## Exercise prompt:
Could you write out the records below exactly as they appear?
•••••
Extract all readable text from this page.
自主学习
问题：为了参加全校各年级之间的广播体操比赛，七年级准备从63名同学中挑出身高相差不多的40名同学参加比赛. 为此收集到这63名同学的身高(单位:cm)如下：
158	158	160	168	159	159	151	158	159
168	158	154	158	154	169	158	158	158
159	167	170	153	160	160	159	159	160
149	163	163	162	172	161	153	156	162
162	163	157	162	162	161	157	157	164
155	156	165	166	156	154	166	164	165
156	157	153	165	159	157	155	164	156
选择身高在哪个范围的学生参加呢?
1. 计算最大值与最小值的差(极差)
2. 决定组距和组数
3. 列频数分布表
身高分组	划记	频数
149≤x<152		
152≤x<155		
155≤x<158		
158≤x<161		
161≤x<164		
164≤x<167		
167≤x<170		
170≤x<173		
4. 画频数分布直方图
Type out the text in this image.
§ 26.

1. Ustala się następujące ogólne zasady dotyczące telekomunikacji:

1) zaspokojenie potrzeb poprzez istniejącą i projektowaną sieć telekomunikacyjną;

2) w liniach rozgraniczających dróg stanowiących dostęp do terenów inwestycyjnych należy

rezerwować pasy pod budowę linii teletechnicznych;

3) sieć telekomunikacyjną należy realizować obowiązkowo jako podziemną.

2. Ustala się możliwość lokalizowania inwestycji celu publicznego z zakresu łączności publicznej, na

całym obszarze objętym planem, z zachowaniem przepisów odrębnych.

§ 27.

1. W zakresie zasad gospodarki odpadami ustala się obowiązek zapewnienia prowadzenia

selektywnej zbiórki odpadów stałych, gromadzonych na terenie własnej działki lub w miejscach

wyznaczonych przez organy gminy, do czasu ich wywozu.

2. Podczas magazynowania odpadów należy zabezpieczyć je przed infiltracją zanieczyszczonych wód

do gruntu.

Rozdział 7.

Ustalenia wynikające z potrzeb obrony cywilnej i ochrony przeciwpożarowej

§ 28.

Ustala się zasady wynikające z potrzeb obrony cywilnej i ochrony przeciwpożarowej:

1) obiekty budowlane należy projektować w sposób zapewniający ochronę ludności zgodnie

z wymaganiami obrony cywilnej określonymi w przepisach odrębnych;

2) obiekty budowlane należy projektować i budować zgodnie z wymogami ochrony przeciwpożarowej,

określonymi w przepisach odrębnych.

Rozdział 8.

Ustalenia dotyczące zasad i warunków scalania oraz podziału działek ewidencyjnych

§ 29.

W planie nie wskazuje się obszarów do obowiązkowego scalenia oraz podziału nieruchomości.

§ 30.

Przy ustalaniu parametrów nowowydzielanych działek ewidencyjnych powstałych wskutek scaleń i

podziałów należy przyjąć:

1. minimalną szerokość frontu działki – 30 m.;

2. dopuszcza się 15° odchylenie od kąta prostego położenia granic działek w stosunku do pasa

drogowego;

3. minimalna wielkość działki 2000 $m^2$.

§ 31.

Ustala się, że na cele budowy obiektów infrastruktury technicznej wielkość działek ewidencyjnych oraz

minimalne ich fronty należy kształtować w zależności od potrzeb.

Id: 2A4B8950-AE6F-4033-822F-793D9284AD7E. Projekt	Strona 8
•••••
## Solution to this exercise:
Extract all readable text from this page.
自主学习
问题：为了参加全校各年级之间的广播体操比赛，七年级准备从63名同学中挑出身高相差不多的40名同学参加比赛. 为此收集到这63名同学的身高(单位:cm)如下：
158	158	160	168	159	159	151	158	159
168	158	154	158	154	169	158	158	158
159	167	170	153	160	160	159	159	160
149	163	163	162	172	161	153	156	162
162	163	157	162	162	161	157	157	164
155	156	165	166	156	154	166	164	165
156	157	153	165	159	157	155	164	156
选择身高在哪个范围的学生参加呢?
1. 计算最大值与最小值的差(极差)
2. 决定组距和组数
3. 列频数分布表
身高分组	划记	频数
149≤x<152		
152≤x<155		
155≤x<158		
158≤x<161		
161≤x<164		
164≤x<167		
167≤x<170		
170≤x<173		
4. 画频数分布直方图
Type out the text in this image.
§ 26.

1. Ustala się następujące ogólne zasady dotyczące telekomunikacji:

1) zaspokojenie potrzeb poprzez istniejącą i projektowaną sieć telekomunikacyjną;

2) w liniach rozgraniczających dróg stanowiących dostęp do terenów inwestycyjnych należy

rezerwować pasy pod budowę linii teletechnicznych;

3) sieć telekomunikacyjną należy realizować obowiązkowo jako podziemną.

2. Ustala się możliwość lokalizowania inwestycji celu publicznego z zakresu łączności publicznej, na

całym obszarze objętym planem, z zachowaniem przepisów odrębnych.

§ 27.

1. W zakresie zasad gospodarki odpadami ustala się obowiązek zapewnienia prowadzenia

selektywnej zbiórki odpadów stałych, gromadzonych na terenie własnej działki lub w miejscach

wyznaczonych przez organy gminy, do czasu ich wywozu.

2. Podczas magazynowania odpadów należy zabezpieczyć je przed infiltracją zanieczyszczonych wód

do gruntu.

Rozdział 7.

Ustalenia wynikające z potrzeb obrony cywilnej i ochrony przeciwpożarowej

§ 28.

Ustala się zasady wynikające z potrzeb obrony cywilnej i ochrony przeciwpożarowej:

1) obiekty budowlane należy projektować w sposób zapewniający ochronę ludności zgodnie

z wymaganiami obrony cywilnej określonymi w przepisach odrębnych;

2) obiekty budowlane należy projektować i budować zgodnie z wymogami ochrony przeciwpożarowej,

określonymi w przepisach odrębnych.

Rozdział 8.

Ustalenia dotyczące zasad i warunków scalania oraz podziału działek ewidencyjnych

§ 29.

W planie nie wskazuje się obszarów do obowiązkowego scalenia oraz podziału nieruchomości.

§ 30.

Przy ustalaniu parametrów nowowydzielanych działek ewidencyjnych powstałych wskutek scaleń i

podziałów należy przyjąć:

1. minimalną szerokość frontu działki – 30 m.;

2. dopuszcza się 15° odchylenie od kąta prostego położenia granic działek w stosunku do pasa

drogowego;

3. minimalna wielkość działki 2000 $m^2$.

§ 31.

Ustala się, że na cele budowy obiektów infrastruktury technicznej wielkość działek ewidencyjnych oraz

minimalne ich fronty należy kształtować w zależności od potrzeb.

Id: 2A4B8950-AE6F-4033-822F-793D9284AD7E. Projekt	Strona 8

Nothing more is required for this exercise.